Rows from a dataset:
----

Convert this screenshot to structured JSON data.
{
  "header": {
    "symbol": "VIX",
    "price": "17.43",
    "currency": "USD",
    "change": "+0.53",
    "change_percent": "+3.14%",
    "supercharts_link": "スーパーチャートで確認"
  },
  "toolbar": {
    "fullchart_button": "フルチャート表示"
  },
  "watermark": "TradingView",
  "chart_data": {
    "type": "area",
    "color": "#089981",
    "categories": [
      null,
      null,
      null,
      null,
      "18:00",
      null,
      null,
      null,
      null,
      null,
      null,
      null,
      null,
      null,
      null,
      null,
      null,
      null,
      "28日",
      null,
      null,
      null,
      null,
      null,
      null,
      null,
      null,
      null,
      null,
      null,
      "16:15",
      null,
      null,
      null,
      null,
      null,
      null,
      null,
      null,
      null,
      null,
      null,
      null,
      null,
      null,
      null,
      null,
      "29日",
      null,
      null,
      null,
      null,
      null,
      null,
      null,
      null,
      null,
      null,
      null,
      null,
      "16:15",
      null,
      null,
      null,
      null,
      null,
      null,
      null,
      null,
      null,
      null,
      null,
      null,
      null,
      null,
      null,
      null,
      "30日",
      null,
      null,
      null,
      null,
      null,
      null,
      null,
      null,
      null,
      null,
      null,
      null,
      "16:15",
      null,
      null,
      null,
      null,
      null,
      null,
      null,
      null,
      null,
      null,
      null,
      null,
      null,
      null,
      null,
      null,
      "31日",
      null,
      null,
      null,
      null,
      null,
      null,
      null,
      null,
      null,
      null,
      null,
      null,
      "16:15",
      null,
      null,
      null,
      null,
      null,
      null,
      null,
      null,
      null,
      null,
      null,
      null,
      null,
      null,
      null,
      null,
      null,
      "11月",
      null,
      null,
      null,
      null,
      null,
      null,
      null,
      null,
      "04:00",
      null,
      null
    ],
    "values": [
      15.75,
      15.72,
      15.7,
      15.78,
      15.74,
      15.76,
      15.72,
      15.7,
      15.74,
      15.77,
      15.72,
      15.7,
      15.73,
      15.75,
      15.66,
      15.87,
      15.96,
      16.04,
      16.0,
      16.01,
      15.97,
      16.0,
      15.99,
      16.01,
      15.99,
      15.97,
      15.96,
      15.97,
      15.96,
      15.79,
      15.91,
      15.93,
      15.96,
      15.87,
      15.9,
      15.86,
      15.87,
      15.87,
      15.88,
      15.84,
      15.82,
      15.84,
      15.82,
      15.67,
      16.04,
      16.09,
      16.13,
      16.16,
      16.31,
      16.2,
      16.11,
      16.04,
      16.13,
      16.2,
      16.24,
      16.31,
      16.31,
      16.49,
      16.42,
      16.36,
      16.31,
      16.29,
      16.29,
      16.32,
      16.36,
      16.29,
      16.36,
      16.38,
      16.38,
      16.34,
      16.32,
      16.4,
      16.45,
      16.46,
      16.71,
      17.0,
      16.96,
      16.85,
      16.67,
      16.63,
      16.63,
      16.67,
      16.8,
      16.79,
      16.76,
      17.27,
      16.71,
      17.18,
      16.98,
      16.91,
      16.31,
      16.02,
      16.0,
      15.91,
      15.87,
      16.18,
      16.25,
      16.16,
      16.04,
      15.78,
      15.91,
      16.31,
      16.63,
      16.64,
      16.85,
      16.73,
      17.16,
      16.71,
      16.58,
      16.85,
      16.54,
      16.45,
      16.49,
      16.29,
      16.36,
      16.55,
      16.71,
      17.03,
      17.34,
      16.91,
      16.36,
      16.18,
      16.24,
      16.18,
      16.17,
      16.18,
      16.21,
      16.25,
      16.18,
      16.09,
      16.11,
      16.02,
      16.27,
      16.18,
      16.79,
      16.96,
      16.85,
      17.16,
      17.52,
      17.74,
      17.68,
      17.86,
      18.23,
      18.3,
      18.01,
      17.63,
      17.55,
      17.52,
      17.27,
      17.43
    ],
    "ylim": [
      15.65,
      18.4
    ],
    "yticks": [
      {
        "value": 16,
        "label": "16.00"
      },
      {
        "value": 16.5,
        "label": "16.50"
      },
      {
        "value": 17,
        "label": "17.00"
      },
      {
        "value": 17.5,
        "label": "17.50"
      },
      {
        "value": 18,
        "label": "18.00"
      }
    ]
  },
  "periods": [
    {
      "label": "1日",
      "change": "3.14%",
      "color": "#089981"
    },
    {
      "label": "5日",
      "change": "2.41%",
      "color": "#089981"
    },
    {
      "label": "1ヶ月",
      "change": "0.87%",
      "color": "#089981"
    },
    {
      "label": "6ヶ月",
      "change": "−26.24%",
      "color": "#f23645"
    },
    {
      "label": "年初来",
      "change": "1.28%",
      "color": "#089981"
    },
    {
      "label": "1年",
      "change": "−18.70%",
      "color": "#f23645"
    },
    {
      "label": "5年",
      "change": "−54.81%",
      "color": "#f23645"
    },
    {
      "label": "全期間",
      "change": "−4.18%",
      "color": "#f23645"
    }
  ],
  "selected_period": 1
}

----

• Written task:
Extract the full listing above without alteration.

• Expected answer:
Convert this screenshot to structured JSON data.
{
  "header": {
    "symbol": "VIX",
    "price": "17.43",
    "currency": "USD",
    "change": "+0.53",
    "change_percent": "+3.14%",
    "supercharts_link": "スーパーチャートで確認"
  },
  "toolbar": {
    "fullchart_button": "フルチャート表示"
  },
  "watermark": "TradingView",
  "chart_data": {
    "type": "area",
    "color": "#089981",
    "categories": [
      null,
      null,
      null,
      null,
      "18:00",
      null,
      null,
      null,
      null,
      null,
      null,
      null,
      null,
      null,
      null,
      null,
      null,
      null,
      "28日",
      null,
      null,
      null,
      null,
      null,
      null,
      null,
      null,
      null,
      null,
      null,
      "16:15",
      null,
      null,
      null,
      null,
      null,
      null,
      null,
      null,
      null,
      null,
      null,
      null,
      null,
      null,
      null,
      null,
      "29日",
      null,
      null,
      null,
      null,
      null,
      null,
      null,
      null,
      null,
      null,
      null,
      null,
      "16:15",
      null,
      null,
      null,
      null,
      null,
      null,
      null,
      null,
      null,
      null,
      null,
      null,
      null,
      null,
      null,
      null,
      "30日",
      null,
      null,
      null,
      null,
      null,
      null,
      null,
      null,
      null,
      null,
      null,
      null,
      "16:15",
      null,
      null,
      null,
      null,
      null,
      null,
      null,
      null,
      null,
      null,
      null,
      null,
      null,
      null,
      null,
      null,
      "31日",
      null,
      null,
      null,
      null,
      null,
      null,
      null,
      null,
      null,
      null,
      null,
      null,
      "16:15",
      null,
      null,
      null,
      null,
      null,
      null,
      null,
      null,
      null,
      null,
      null,
      null,
      null,
      null,
      null,
      null,
      null,
      "11月",
      null,
      null,
      null,
      null,
      null,
      null,
      null,
      null,
      "04:00",
      null,
      null
    ],
    "values": [
      15.75,
      15.72,
      15.7,
      15.78,
      15.74,
      15.76,
      15.72,
      15.7,
      15.74,
      15.77,
      15.72,
      15.7,
      15.73,
      15.75,
      15.66,
      15.87,
      15.96,
      16.04,
      16.0,
      16.01,
      15.97,
      16.0,
      15.99,
      16.01,
      15.99,
      15.97,
      15.96,
      15.97,
      15.96,
      15.79,
      15.91,
      15.93,
      15.96,
      15.87,
      15.9,
      15.86,
      15.87,
      15.87,
      15.88,
      15.84,
      15.82,
      15.84,
      15.82,
      15.67,
      16.04,
      16.09,
      16.13,
      16.16,
      16.31,
      16.2,
      16.11,
      16.04,
      16.13,
      16.2,
      16.24,
      16.31,
      16.31,
      16.49,
      16.42,
      16.36,
      16.31,
      16.29,
      16.29,
      16.32,
      16.36,
      16.29,
      16.36,
      16.38,
      16.38,
      16.34,
      16.32,
      16.4,
      16.45,
      16.46,
      16.71,
      17.0,
      16.96,
      16.85,
      16.67,
      16.63,
      16.63,
      16.67,
      16.8,
      16.79,
      16.76,
      17.27,
      16.71,
      17.18,
      16.98,
      16.91,
      16.31,
      16.02,
      16.0,
      15.91,
      15.87,
      16.18,
      16.25,
      16.16,
      16.04,
      15.78,
      15.91,
      16.31,
      16.63,
      16.64,
      16.85,
      16.73,
      17.16,
      16.71,
      16.58,
      16.85,
      16.54,
      16.45,
      16.49,
      16.29,
      16.36,
      16.55,
      16.71,
      17.03,
      17.34,
      16.91,
      16.36,
      16.18,
      16.24,
      16.18,
      16.17,
      16.18,
      16.21,
      16.25,
      16.18,
      16.09,
      16.11,
      16.02,
      16.27,
      16.18,
      16.79,
      16.96,
      16.85,
      17.16,
      17.52,
      17.74,
      17.68,
      17.86,
      18.23,
      18.3,
      18.01,
      17.63,
      17.55,
      17.52,
      17.27,
      17.43
    ],
    "ylim": [
      15.65,
      18.4
    ],
    "yticks": [
      {
        "value": 16,
        "label": "16.00"
      },
      {
        "value": 16.5,
        "label": "16.50"
      },
      {
        "value": 17,
        "label": "17.00"
      },
      {
        "value": 17.5,
        "label": "17.50"
      },
      {
        "value": 18,
        "label": "18.00"
      }
    ]
  },
  "periods": [
    {
      "label": "1日",
      "change": "3.14%",
      "color": "#089981"
    },
    {
      "label": "5日",
      "change": "2.41%",
      "color": "#089981"
    },
    {
      "label": "1ヶ月",
      "change": "0.87%",
      "color": "#089981"
    },
    {
      "label": "6ヶ月",
      "change": "−26.24%",
      "color": "#f23645"
    },
    {
      "label": "年初来",
      "change": "1.28%",
      "color": "#089981"
    },
    {
      "label": "1年",
      "change": "−18.70%",
      "color": "#f23645"
    },
    {
      "label": "5年",
      "change": "−54.81%",
      "color": "#f23645"
    },
    {
      "label": "全期間",
      "change": "−4.18%",
      "color": "#f23645"
    }
  ],
  "selected_period": 1
}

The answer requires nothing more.